§ **GIVEN TASK**: Write out the entries again exactly as they are given.

§ **STORED ROWS**:
────
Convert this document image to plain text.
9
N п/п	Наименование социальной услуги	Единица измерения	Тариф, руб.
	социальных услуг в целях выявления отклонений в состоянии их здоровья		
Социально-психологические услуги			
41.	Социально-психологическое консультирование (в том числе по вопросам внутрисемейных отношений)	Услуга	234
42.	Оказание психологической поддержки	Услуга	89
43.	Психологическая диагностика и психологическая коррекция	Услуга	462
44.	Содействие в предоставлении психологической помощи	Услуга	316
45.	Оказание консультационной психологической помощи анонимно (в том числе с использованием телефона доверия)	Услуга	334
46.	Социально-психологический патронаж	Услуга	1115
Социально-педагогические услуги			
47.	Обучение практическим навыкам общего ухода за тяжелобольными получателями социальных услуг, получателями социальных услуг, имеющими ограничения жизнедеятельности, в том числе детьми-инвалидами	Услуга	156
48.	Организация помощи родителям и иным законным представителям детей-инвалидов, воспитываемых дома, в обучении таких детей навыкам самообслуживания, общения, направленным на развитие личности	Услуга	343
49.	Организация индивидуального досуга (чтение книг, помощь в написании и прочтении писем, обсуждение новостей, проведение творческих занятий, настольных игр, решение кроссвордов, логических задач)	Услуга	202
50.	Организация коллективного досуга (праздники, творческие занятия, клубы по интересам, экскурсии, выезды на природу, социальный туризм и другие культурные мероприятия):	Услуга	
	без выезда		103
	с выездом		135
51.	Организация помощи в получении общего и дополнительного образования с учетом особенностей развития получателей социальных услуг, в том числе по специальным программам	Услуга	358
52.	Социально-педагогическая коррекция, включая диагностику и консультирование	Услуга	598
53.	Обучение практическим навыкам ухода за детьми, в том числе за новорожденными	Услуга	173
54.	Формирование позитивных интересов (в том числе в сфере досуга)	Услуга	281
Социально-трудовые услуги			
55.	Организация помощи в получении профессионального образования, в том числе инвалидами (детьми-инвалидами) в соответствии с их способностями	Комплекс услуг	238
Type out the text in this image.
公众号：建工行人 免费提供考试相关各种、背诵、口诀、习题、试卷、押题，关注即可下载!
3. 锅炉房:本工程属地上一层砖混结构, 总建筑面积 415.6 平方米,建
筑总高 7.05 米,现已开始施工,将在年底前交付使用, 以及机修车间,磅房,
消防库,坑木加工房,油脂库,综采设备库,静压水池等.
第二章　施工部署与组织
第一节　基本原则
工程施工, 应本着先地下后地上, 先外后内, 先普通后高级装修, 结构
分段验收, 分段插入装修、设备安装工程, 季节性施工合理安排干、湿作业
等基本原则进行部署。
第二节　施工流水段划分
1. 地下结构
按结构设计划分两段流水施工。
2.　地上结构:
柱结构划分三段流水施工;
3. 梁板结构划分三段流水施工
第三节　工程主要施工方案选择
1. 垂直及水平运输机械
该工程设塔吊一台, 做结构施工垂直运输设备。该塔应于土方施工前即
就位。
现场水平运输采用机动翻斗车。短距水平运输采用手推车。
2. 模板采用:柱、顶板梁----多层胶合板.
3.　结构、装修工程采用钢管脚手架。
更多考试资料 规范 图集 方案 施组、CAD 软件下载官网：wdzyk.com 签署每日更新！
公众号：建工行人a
────
§ **COMPLETE ANSWER**:
Convert this document image to plain text.
9
N п/п	Наименование социальной услуги	Единица измерения	Тариф, руб.
	социальных услуг в целях выявления отклонений в состоянии их здоровья		
Социально-психологические услуги			
41.	Социально-психологическое консультирование (в том числе по вопросам внутрисемейных отношений)	Услуга	234
42.	Оказание психологической поддержки	Услуга	89
43.	Психологическая диагностика и психологическая коррекция	Услуга	462
44.	Содействие в предоставлении психологической помощи	Услуга	316
45.	Оказание консультационной психологической помощи анонимно (в том числе с использованием телефона доверия)	Услуга	334
46.	Социально-психологический патронаж	Услуга	1115
Социально-педагогические услуги			
47.	Обучение практическим навыкам общего ухода за тяжелобольными получателями социальных услуг, получателями социальных услуг, имеющими ограничения жизнедеятельности, в том числе детьми-инвалидами	Услуга	156
48.	Организация помощи родителям и иным законным представителям детей-инвалидов, воспитываемых дома, в обучении таких детей навыкам самообслуживания, общения, направленным на развитие личности	Услуга	343
49.	Организация индивидуального досуга (чтение книг, помощь в написании и прочтении писем, обсуждение новостей, проведение творческих занятий, настольных игр, решение кроссвордов, логических задач)	Услуга	202
50.	Организация коллективного досуга (праздники, творческие занятия, клубы по интересам, экскурсии, выезды на природу, социальный туризм и другие культурные мероприятия):	Услуга	
	без выезда		103
	с выездом		135
51.	Организация помощи в получении общего и дополнительного образования с учетом особенностей развития получателей социальных услуг, в том числе по специальным программам	Услуга	358
52.	Социально-педагогическая коррекция, включая диагностику и консультирование	Услуга	598
53.	Обучение практическим навыкам ухода за детьми, в том числе за новорожденными	Услуга	173
54.	Формирование позитивных интересов (в том числе в сфере досуга)	Услуга	281
Социально-трудовые услуги			
55.	Организация помощи в получении профессионального образования, в том числе инвалидами (детьми-инвалидами) в соответствии с их способностями	Комплекс услуг	238
Type out the text in this image.
公众号：建工行人 免费提供考试相关各种、背诵、口诀、习题、试卷、押题，关注即可下载!
3. 锅炉房:本工程属地上一层砖混结构, 总建筑面积 415.6 平方米,建
筑总高 7.05 米,现已开始施工,将在年底前交付使用, 以及机修车间,磅房,
消防库,坑木加工房,油脂库,综采设备库,静压水池等.
第二章　施工部署与组织
第一节　基本原则
工程施工, 应本着先地下后地上, 先外后内, 先普通后高级装修, 结构
分段验收, 分段插入装修、设备安装工程, 季节性施工合理安排干、湿作业
等基本原则进行部署。
第二节　施工流水段划分
1. 地下结构
按结构设计划分两段流水施工。
2.　地上结构:
柱结构划分三段流水施工;
3. 梁板结构划分三段流水施工
第三节　工程主要施工方案选择
1. 垂直及水平运输机械
该工程设塔吊一台, 做结构施工垂直运输设备。该塔应于土方施工前即
就位。
现场水平运输采用机动翻斗车。短距水平运输采用手推车。
2. 模板采用:柱、顶板梁----多层胶合板.
3.　结构、装修工程采用钢管脚手架。
更多考试资料 规范 图集 方案 施组、CAD 软件下载官网：wdzyk.com 签署每日更新！
公众号：建工行人a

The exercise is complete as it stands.